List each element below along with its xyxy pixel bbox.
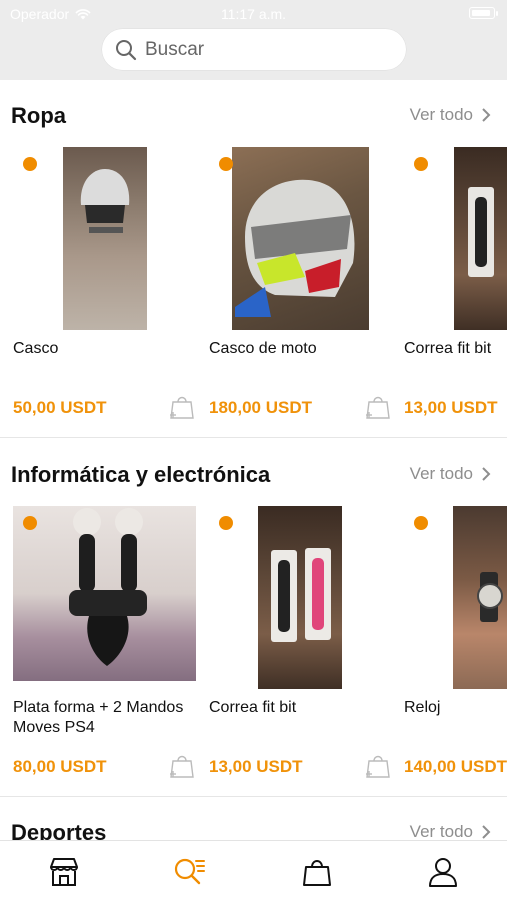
add-to-cart-icon[interactable] <box>364 750 392 780</box>
product-card[interactable]: Plata forma + 2 Mandos Moves PS4 80,00 U… <box>13 506 196 796</box>
status-dot <box>219 516 233 530</box>
see-all-link[interactable]: Ver todo <box>410 822 491 840</box>
section-informatica: Informática y electrónica Ver todo Plata… <box>0 438 507 797</box>
section-title: Ropa <box>11 103 66 128</box>
section-header: Ropa Ver todo <box>11 93 507 133</box>
product-carousel[interactable]: Plata forma + 2 Mandos Moves PS4 80,00 U… <box>13 506 507 796</box>
search-input[interactable] <box>145 38 385 61</box>
see-all-label: Ver todo <box>409 464 473 483</box>
product-price: 180,00 USDT <box>209 398 312 417</box>
add-to-cart-icon[interactable] <box>364 391 392 421</box>
product-title: Reloj <box>404 699 441 716</box>
product-price: 13,00 USDT <box>209 757 303 776</box>
status-dot <box>414 516 428 530</box>
product-price: 140,00 USDT <box>404 757 507 776</box>
section-title: Deportes <box>11 820 107 840</box>
product-card[interactable]: Casco 50,00 USDT <box>13 147 196 437</box>
search-bar[interactable] <box>102 29 406 70</box>
add-to-cart-icon[interactable] <box>168 391 196 421</box>
product-title: Correa fit bit <box>404 340 492 357</box>
product-image[interactable] <box>404 506 507 689</box>
profile-icon[interactable] <box>426 855 460 889</box>
product-image[interactable] <box>13 147 196 330</box>
product-price: 50,00 USDT <box>13 398 107 417</box>
bag-icon[interactable] <box>300 855 334 889</box>
see-all-label: Ver todo <box>409 105 473 124</box>
product-title: Casco <box>13 340 59 357</box>
status-dot <box>23 157 37 171</box>
product-price: 80,00 USDT <box>13 757 107 776</box>
see-all-label: Ver todo <box>409 822 473 840</box>
top-header: Operador 11:17 a.m. <box>0 0 507 80</box>
product-card[interactable]: Correa fit bit 13,00 USDT <box>404 147 507 437</box>
search-icon <box>116 39 137 60</box>
store-icon[interactable] <box>47 855 81 889</box>
section-title: Informática y electrónica <box>11 462 271 487</box>
chevron-right-icon <box>482 108 491 122</box>
product-title: Casco de moto <box>209 340 317 357</box>
chevron-right-icon <box>482 467 491 481</box>
product-image[interactable] <box>209 506 392 689</box>
product-title: Correa fit bit <box>209 699 297 716</box>
status-dot <box>219 157 233 171</box>
section-header: Informática y electrónica Ver todo <box>11 452 507 492</box>
search-list-icon[interactable] <box>172 855 206 889</box>
product-card[interactable]: Correa fit bit 13,00 USDT <box>209 506 392 796</box>
tab-bar <box>0 840 507 900</box>
product-title: Plata forma + 2 Mandos Moves PS4 <box>13 699 184 736</box>
add-to-cart-icon[interactable] <box>168 750 196 780</box>
status-dot <box>23 516 37 530</box>
battery-icon <box>469 7 498 19</box>
status-dot <box>414 157 428 171</box>
chevron-right-icon <box>482 825 491 839</box>
section-ropa: Ropa Ver todo Casco 50,00 USDT Casco de … <box>0 80 507 438</box>
section-deportes: Deportes Ver todo <box>0 797 507 840</box>
product-price: 13,00 USDT <box>404 398 498 417</box>
product-image[interactable] <box>13 506 196 689</box>
product-image[interactable] <box>209 147 392 330</box>
see-all-link[interactable]: Ver todo <box>410 105 491 125</box>
product-card[interactable]: Casco de moto 180,00 USDT <box>209 147 392 437</box>
product-image[interactable] <box>404 147 507 330</box>
product-card[interactable]: Reloj 140,00 USDT <box>404 506 507 796</box>
section-header: Deportes Ver todo <box>11 810 507 840</box>
status-time: 11:17 a.m. <box>220 6 287 22</box>
content-scroll[interactable]: Ropa Ver todo Casco 50,00 USDT Casco de … <box>0 80 507 840</box>
product-carousel[interactable]: Casco 50,00 USDT Casco de moto 180,00 US… <box>13 147 507 437</box>
status-bar: Operador 11:17 a.m. <box>0 0 507 28</box>
see-all-link[interactable]: Ver todo <box>410 464 491 484</box>
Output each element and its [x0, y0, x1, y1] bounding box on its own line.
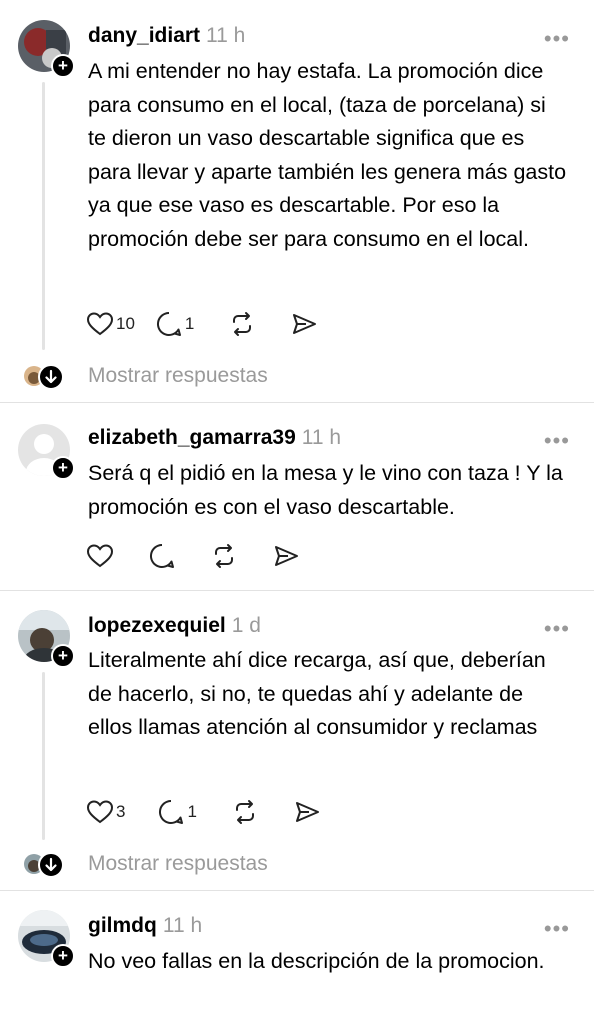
divider	[0, 890, 594, 891]
repost-icon	[233, 312, 252, 336]
like-count: 10	[116, 314, 135, 333]
share-button[interactable]	[272, 542, 300, 570]
follow-button[interactable]: +	[51, 456, 75, 480]
follow-button[interactable]: +	[51, 54, 75, 78]
comment-text: Será q el pidió en la mesa y le vino con…	[88, 461, 563, 519]
thread-line	[42, 672, 45, 840]
divider	[0, 590, 594, 591]
username[interactable]: dany_idiart 11 h	[88, 24, 245, 48]
comment-text: A mi entender no hay estafa. La promoció…	[88, 59, 567, 251]
show-replies-link[interactable]: Mostrar respuestas	[88, 852, 268, 876]
repost-button[interactable]	[210, 542, 238, 570]
share-button[interactable]	[293, 798, 321, 826]
comment-text: Literalmente ahí dice recarga, así que, …	[88, 648, 546, 739]
timestamp: 11 h	[301, 426, 342, 449]
heart-icon	[86, 312, 114, 336]
comment-icon	[159, 799, 184, 824]
like-button[interactable]: 10	[86, 311, 135, 337]
timestamp: 11 h	[206, 24, 246, 47]
follow-button[interactable]: +	[51, 944, 75, 968]
action-bar	[86, 542, 320, 570]
username[interactable]: elizabeth_gamarra39 11 h	[88, 426, 341, 450]
reply-button[interactable]: 1	[155, 310, 194, 338]
chevron-down-icon	[38, 364, 64, 390]
heart-icon	[86, 544, 114, 568]
show-replies-row[interactable]: Mostrar respuestas	[0, 846, 594, 886]
reply-button[interactable]	[148, 542, 176, 570]
username[interactable]: lopezexequiel 1 d	[88, 614, 261, 638]
reply-count: 1	[184, 314, 195, 333]
reply-count: 1	[187, 802, 197, 821]
share-button[interactable]	[290, 310, 318, 338]
heart-icon	[86, 800, 114, 824]
like-button[interactable]: 3	[86, 799, 125, 825]
comment-text: No veo fallas en la descripción de la pr…	[88, 949, 545, 973]
more-options-icon[interactable]: •••	[544, 28, 570, 50]
reply-button[interactable]: 1	[157, 798, 197, 826]
show-replies-link[interactable]: Mostrar respuestas	[88, 364, 268, 388]
follow-button[interactable]: +	[51, 644, 75, 668]
repost-icon	[235, 800, 254, 824]
thread-line	[42, 82, 45, 350]
more-options-icon[interactable]: •••	[544, 430, 570, 452]
share-icon	[293, 314, 317, 334]
timestamp: 1 d	[231, 614, 261, 637]
more-options-icon[interactable]: •••	[544, 618, 570, 640]
comment-icon	[156, 311, 181, 336]
share-icon	[295, 802, 319, 822]
action-bar: 3 1	[86, 798, 341, 826]
like-button[interactable]	[86, 543, 114, 569]
repost-button[interactable]	[231, 798, 259, 826]
like-count: 3	[116, 802, 126, 821]
chevron-down-icon	[38, 852, 64, 878]
more-options-icon[interactable]: •••	[544, 918, 570, 940]
username[interactable]: gilmdq 11 h	[88, 914, 202, 938]
share-icon	[275, 546, 298, 566]
repost-button[interactable]	[228, 310, 256, 338]
show-replies-row[interactable]: Mostrar respuestas	[0, 358, 594, 398]
timestamp: 11 h	[162, 914, 203, 937]
comment-icon	[150, 543, 174, 568]
action-bar: 10 1	[86, 310, 338, 338]
divider	[0, 402, 594, 403]
repost-icon	[215, 544, 233, 568]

--------

Directions for this task: Update the data by replacing every "share-icon" with "share-button" and leaving everything else unchanged. Leave the pictures out of the result.

Problem solution:
List each element below along with its xyxy pixel bbox.
add-to-cart-icon[interactable] <box>364 750 392 780</box>
product-card[interactable]: Plata forma + 2 Mandos Moves PS4 80,00 U… <box>13 506 196 796</box>
status-dot <box>219 516 233 530</box>
see-all-link[interactable]: Ver todo <box>410 822 491 840</box>
section-informatica: Informática y electrónica Ver todo Plata… <box>0 438 507 797</box>
section-title: Ropa <box>11 103 66 128</box>
section-header: Ropa Ver todo <box>11 93 507 133</box>
product-carousel[interactable]: Plata forma + 2 Mandos Moves PS4 80,00 U… <box>13 506 507 796</box>
search-input[interactable] <box>145 38 385 61</box>
see-all-label: Ver todo <box>409 464 473 483</box>
product-price: 180,00 USDT <box>209 398 312 417</box>
add-to-cart-icon[interactable] <box>364 391 392 421</box>
product-title: Reloj <box>404 699 441 716</box>
product-price: 13,00 USDT <box>209 757 303 776</box>
status-dot <box>414 516 428 530</box>
product-price: 140,00 USDT <box>404 757 507 776</box>
section-title: Deportes <box>11 820 107 840</box>
product-card[interactable]: Casco 50,00 USDT <box>13 147 196 437</box>
search-bar[interactable] <box>102 29 406 70</box>
add-to-cart-icon[interactable] <box>168 391 196 421</box>
product-title: Correa fit bit <box>404 340 492 357</box>
product-image[interactable] <box>404 506 507 689</box>
profile-icon[interactable] <box>426 855 460 889</box>
product-image[interactable] <box>13 147 196 330</box>
product-price: 50,00 USDT <box>13 398 107 417</box>
bag-icon[interactable] <box>300 855 334 889</box>
see-all-label: Ver todo <box>409 105 473 124</box>
product-title: Casco <box>13 340 59 357</box>
status-dot <box>23 157 37 171</box>
product-price: 80,00 USDT <box>13 757 107 776</box>
see-all-label: Ver todo <box>409 822 473 840</box>
top-header: Operador 11:17 a.m. <box>0 0 507 80</box>
product-card[interactable]: Correa fit bit 13,00 USDT <box>404 147 507 437</box>
search-icon <box>116 39 137 60</box>
store-icon[interactable] <box>47 855 81 889</box>
section-title: Informática y electrónica <box>11 462 271 487</box>
chevron-right-icon <box>482 108 491 122</box>
product-title: Casco de moto <box>209 340 317 357</box>
chevron-right-icon <box>482 467 491 481</box>
product-image[interactable] <box>209 506 392 689</box>
product-title: Correa fit bit <box>209 699 297 716</box>
status-dot <box>219 157 233 171</box>
section-header: Informática y electrónica Ver todo <box>11 452 507 492</box>
search-list-icon[interactable] <box>172 855 206 889</box>
product-card[interactable]: Correa fit bit 13,00 USDT <box>209 506 392 796</box>
tab-bar <box>0 840 507 900</box>
product-title: Plata forma + 2 Mandos Moves PS4 <box>13 699 184 736</box>
add-to-cart-icon[interactable] <box>168 750 196 780</box>
status-dot <box>23 516 37 530</box>
battery-icon <box>469 7 498 19</box>
status-dot <box>414 157 428 171</box>
chevron-right-icon <box>482 825 491 839</box>
section-ropa: Ropa Ver todo Casco 50,00 USDT Casco de … <box>0 80 507 438</box>
section-deportes: Deportes Ver todo <box>0 797 507 840</box>
product-price: 13,00 USDT <box>404 398 498 417</box>
product-image[interactable] <box>13 506 196 689</box>
product-image[interactable] <box>209 147 392 330</box>
see-all-link[interactable]: Ver todo <box>410 105 491 125</box>
product-card[interactable]: Casco de moto 180,00 USDT <box>209 147 392 437</box>
product-image[interactable] <box>404 147 507 330</box>
product-card[interactable]: Reloj 140,00 USDT <box>404 506 507 796</box>
section-header: Deportes Ver todo <box>11 810 507 840</box>
status-time: 11:17 a.m. <box>220 6 287 22</box>
content-scroll[interactable]: Ropa Ver todo Casco 50,00 USDT Casco de … <box>0 80 507 840</box>
product-carousel[interactable]: Casco 50,00 USDT Casco de moto 180,00 US… <box>13 147 507 437</box>
status-bar: Operador 11:17 a.m. <box>0 0 507 28</box>
see-all-link[interactable]: Ver todo <box>410 464 491 484</box>
Output each element and its [x0, y0, x1, y1] bounding box on its own line.
divider	[0, 890, 594, 891]
repost-icon	[233, 312, 252, 336]
like-count: 10	[116, 314, 135, 333]
share-button[interactable]	[272, 542, 300, 570]
follow-button[interactable]: +	[51, 456, 75, 480]
follow-button[interactable]: +	[51, 54, 75, 78]
comment-text: Será q el pidió en la mesa y le vino con…	[88, 461, 563, 519]
thread-line	[42, 672, 45, 840]
divider	[0, 590, 594, 591]
username[interactable]: dany_idiart 11 h	[88, 24, 245, 48]
comment-text: A mi entender no hay estafa. La promoció…	[88, 59, 567, 251]
show-replies-link[interactable]: Mostrar respuestas	[88, 852, 268, 876]
repost-button[interactable]	[210, 542, 238, 570]
share-button[interactable]	[293, 798, 321, 826]
comment-text: Literalmente ahí dice recarga, así que, …	[88, 648, 546, 739]
timestamp: 11 h	[301, 426, 342, 449]
heart-icon	[86, 312, 114, 336]
comment-icon	[159, 799, 184, 824]
like-button[interactable]: 10	[86, 311, 135, 337]
timestamp: 11 h	[206, 24, 246, 47]
follow-button[interactable]: +	[51, 944, 75, 968]
action-bar	[86, 542, 320, 570]
username[interactable]: elizabeth_gamarra39 11 h	[88, 426, 341, 450]
reply-button[interactable]: 1	[155, 310, 194, 338]
chevron-down-icon	[38, 364, 64, 390]
heart-icon	[86, 544, 114, 568]
show-replies-row[interactable]: Mostrar respuestas	[0, 846, 594, 886]
reply-button[interactable]	[148, 542, 176, 570]
username[interactable]: lopezexequiel 1 d	[88, 614, 261, 638]
reply-count: 1	[184, 314, 195, 333]
reply-count: 1	[187, 802, 197, 821]
share-button[interactable]	[290, 310, 318, 338]
heart-icon	[86, 800, 114, 824]
like-button[interactable]: 3	[86, 799, 125, 825]
comment-text: No veo fallas en la descripción de la pr…	[88, 949, 545, 973]
more-options-icon[interactable]: •••	[544, 28, 570, 50]
reply-button[interactable]: 1	[157, 798, 197, 826]
show-replies-link[interactable]: Mostrar respuestas	[88, 364, 268, 388]
follow-button[interactable]: +	[51, 644, 75, 668]
repost-icon	[235, 800, 254, 824]
thread-line	[42, 82, 45, 350]
more-options-icon[interactable]: •••	[544, 430, 570, 452]
share-button	[293, 314, 317, 334]
timestamp: 1 d	[231, 614, 261, 637]
more-options-icon[interactable]: •••	[544, 618, 570, 640]
comment-icon	[156, 311, 181, 336]
share-button	[295, 802, 319, 822]
action-bar: 3 1	[86, 798, 341, 826]
like-button[interactable]	[86, 543, 114, 569]
repost-button[interactable]	[231, 798, 259, 826]
like-count: 3	[116, 802, 126, 821]
chevron-down-icon	[38, 852, 64, 878]
more-options-icon[interactable]: •••	[544, 918, 570, 940]
username[interactable]: gilmdq 11 h	[88, 914, 202, 938]
share-button	[275, 546, 298, 566]
repost-button[interactable]	[228, 310, 256, 338]
show-replies-row[interactable]: Mostrar respuestas	[0, 358, 594, 398]
timestamp: 11 h	[162, 914, 203, 937]
comment-icon	[150, 543, 174, 568]
action-bar: 10 1	[86, 310, 338, 338]
divider	[0, 402, 594, 403]
repost-icon	[215, 544, 233, 568]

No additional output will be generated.